Records shown:
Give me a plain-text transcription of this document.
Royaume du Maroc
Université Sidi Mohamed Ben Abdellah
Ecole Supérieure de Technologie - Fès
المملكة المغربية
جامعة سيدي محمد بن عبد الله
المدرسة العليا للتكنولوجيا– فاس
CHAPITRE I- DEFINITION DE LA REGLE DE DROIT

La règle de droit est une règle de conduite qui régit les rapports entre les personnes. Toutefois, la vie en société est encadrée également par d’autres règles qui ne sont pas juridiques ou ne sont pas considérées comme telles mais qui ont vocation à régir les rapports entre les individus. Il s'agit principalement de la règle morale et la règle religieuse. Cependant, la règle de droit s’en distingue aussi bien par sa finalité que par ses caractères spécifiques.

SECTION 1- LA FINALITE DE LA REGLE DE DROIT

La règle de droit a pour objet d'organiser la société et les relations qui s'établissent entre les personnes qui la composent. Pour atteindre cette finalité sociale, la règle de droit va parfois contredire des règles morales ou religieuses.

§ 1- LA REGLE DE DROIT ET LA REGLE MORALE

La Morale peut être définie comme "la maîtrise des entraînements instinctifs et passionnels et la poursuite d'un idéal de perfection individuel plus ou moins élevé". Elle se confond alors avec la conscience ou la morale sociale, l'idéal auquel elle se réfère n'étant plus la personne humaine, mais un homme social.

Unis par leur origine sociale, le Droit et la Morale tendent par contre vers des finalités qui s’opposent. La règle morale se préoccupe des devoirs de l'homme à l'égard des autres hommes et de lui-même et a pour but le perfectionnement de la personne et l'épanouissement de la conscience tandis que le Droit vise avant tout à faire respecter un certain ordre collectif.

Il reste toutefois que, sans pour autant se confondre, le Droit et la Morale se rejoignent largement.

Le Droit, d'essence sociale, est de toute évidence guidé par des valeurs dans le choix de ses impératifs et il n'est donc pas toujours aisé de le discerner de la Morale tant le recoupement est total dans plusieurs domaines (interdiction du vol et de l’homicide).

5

==

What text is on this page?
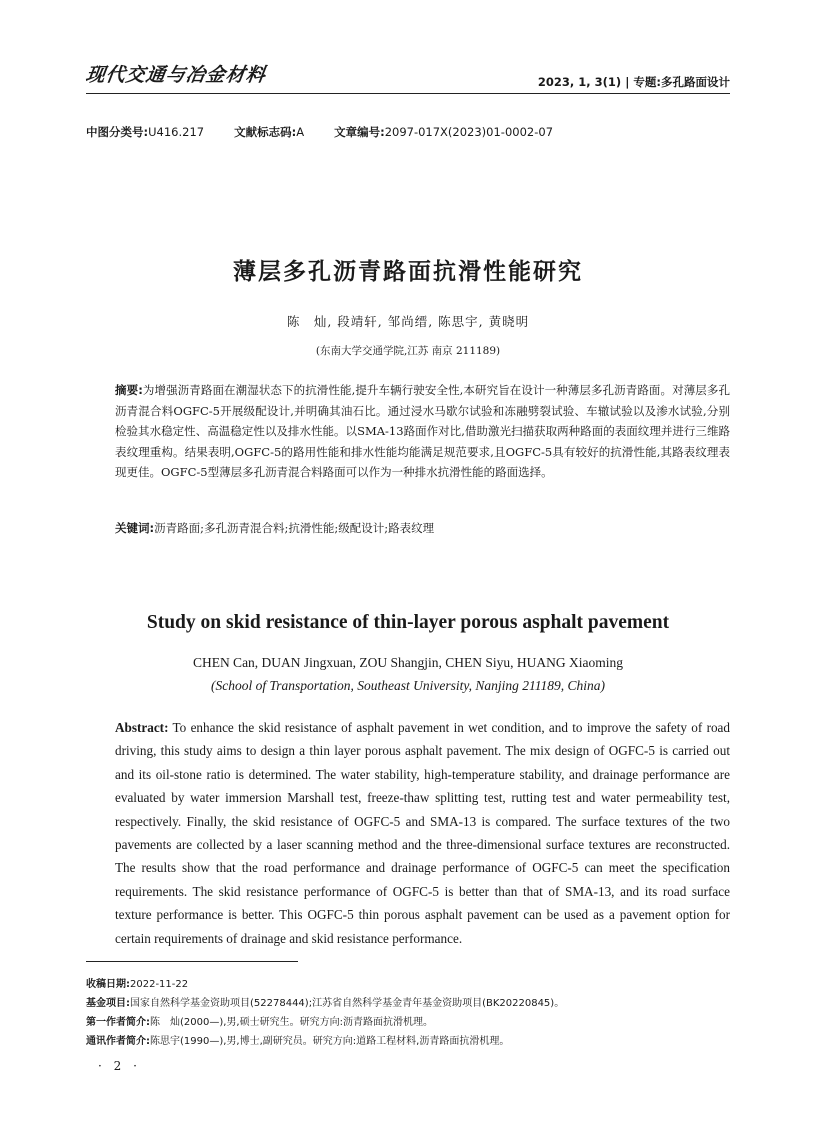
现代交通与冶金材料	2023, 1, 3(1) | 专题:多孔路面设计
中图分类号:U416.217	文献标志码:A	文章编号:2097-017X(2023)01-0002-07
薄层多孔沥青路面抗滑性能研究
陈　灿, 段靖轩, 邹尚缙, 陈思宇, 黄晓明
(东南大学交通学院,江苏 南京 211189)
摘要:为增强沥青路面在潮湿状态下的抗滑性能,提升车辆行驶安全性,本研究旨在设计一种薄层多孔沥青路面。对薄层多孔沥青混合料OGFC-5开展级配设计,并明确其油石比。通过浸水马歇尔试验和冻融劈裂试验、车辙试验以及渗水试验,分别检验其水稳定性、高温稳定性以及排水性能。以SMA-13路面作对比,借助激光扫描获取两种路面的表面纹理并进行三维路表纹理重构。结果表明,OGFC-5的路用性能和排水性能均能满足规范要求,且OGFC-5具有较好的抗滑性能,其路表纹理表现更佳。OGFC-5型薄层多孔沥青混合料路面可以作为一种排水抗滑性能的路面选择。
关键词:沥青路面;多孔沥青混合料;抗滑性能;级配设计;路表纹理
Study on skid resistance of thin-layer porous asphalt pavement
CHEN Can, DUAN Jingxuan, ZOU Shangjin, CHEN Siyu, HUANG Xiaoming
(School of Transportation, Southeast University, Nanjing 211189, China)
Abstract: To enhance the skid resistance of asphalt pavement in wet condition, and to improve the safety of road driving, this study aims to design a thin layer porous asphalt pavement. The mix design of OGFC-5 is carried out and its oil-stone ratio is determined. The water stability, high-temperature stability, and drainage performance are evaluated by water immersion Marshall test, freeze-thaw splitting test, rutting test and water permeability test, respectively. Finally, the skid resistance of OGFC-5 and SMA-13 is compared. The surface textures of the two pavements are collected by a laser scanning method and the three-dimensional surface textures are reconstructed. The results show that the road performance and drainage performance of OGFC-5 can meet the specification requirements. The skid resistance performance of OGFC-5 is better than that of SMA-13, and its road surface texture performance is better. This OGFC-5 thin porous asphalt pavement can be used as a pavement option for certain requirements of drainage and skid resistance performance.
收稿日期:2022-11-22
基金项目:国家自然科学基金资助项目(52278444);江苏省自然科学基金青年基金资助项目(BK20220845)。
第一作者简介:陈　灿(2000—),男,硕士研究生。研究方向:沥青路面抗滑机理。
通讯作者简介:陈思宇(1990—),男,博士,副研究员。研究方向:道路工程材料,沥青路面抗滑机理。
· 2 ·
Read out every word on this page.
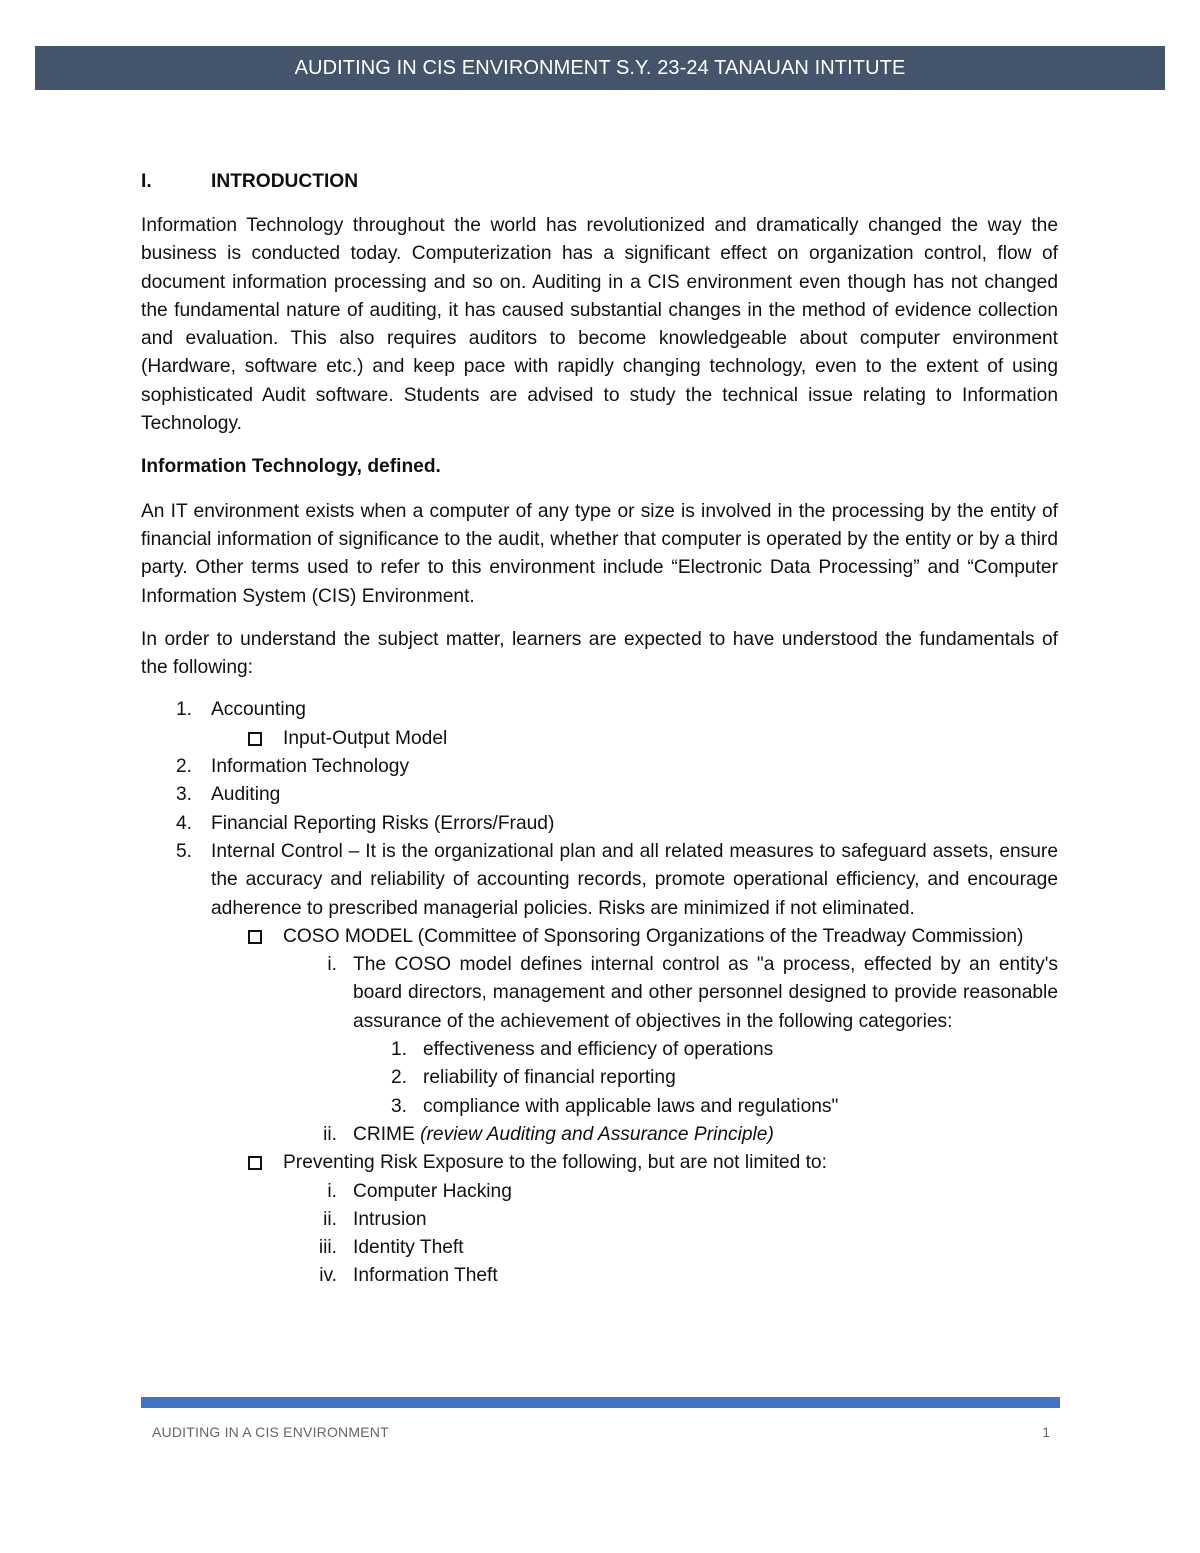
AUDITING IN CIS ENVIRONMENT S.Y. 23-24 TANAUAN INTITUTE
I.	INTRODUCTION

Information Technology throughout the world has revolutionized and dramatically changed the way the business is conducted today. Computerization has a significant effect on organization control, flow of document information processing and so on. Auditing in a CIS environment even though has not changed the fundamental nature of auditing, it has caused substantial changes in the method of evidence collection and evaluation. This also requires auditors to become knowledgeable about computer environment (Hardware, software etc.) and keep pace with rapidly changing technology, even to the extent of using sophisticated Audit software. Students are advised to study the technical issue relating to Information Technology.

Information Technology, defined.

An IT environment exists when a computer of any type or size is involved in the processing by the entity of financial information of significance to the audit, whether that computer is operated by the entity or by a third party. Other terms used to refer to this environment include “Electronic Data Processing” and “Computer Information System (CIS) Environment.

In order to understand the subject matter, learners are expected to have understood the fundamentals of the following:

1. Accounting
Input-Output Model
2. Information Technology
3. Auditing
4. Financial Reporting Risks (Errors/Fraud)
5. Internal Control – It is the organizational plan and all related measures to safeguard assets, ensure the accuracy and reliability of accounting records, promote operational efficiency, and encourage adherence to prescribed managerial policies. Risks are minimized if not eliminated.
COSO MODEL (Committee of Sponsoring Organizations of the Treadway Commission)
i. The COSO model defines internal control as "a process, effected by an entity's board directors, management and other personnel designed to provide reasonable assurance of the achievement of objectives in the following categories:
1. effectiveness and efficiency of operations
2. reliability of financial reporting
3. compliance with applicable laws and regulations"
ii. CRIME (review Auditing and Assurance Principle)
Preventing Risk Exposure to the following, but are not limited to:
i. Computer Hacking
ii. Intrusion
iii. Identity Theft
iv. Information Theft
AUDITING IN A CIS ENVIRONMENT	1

==

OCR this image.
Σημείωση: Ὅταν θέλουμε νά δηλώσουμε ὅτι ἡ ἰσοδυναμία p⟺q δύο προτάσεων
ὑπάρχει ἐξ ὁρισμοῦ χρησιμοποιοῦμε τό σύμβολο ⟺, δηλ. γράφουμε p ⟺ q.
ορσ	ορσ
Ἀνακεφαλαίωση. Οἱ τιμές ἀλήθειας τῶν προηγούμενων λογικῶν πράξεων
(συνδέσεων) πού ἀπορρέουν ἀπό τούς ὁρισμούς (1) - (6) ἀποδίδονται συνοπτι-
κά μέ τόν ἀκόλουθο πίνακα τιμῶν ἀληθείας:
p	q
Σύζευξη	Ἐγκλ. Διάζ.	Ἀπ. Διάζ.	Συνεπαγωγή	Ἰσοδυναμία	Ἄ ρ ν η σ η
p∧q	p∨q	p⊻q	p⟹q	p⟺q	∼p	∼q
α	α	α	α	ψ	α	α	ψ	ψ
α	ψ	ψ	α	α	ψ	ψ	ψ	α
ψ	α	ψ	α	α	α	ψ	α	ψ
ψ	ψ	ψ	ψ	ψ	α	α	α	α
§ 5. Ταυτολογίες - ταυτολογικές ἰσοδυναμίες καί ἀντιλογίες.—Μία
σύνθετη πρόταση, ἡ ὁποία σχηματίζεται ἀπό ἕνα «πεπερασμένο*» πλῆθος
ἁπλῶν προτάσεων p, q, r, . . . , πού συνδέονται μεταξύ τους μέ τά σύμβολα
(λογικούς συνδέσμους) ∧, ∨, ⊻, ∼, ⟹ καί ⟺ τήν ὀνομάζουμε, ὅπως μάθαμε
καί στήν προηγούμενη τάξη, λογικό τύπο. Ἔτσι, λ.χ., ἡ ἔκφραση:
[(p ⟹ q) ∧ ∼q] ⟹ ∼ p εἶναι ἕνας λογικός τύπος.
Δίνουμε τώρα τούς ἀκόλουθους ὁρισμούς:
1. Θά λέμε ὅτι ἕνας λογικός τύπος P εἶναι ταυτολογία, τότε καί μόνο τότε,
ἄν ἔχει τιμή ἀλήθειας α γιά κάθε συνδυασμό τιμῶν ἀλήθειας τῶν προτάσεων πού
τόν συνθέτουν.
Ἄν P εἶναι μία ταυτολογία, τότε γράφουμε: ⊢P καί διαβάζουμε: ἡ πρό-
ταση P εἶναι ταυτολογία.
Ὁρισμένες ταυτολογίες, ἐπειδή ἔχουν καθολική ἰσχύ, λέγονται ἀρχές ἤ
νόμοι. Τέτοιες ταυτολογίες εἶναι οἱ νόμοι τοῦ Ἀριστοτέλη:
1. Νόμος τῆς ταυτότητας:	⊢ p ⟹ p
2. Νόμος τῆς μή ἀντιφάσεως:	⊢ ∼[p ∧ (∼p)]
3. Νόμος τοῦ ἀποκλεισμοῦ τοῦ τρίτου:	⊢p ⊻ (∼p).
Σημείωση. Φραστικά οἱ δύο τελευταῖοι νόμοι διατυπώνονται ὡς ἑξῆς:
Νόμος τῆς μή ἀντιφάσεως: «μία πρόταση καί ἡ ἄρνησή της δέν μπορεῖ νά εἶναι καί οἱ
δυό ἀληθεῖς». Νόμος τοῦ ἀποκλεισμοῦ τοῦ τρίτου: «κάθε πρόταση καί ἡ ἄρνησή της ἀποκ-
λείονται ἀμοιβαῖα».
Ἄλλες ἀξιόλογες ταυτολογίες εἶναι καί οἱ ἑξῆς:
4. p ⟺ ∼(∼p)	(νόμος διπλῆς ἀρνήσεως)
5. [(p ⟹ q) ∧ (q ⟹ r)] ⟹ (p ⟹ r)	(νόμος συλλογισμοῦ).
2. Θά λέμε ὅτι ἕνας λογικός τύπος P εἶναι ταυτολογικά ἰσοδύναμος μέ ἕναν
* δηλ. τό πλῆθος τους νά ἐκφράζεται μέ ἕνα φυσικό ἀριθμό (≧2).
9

Problem requirements: Using the records above, copy every line that has the word "ἀντιφάσεως" in it.

The output:
2. Νόμος τῆς μή ἀντιφάσεως:	⊢ ∼[p ∧ (∼p)]
Νόμος τῆς μή ἀντιφάσεως: «μία πρόταση καί ἡ ἄρνησή της δέν μπορεῖ νά εἶναι καί οἱ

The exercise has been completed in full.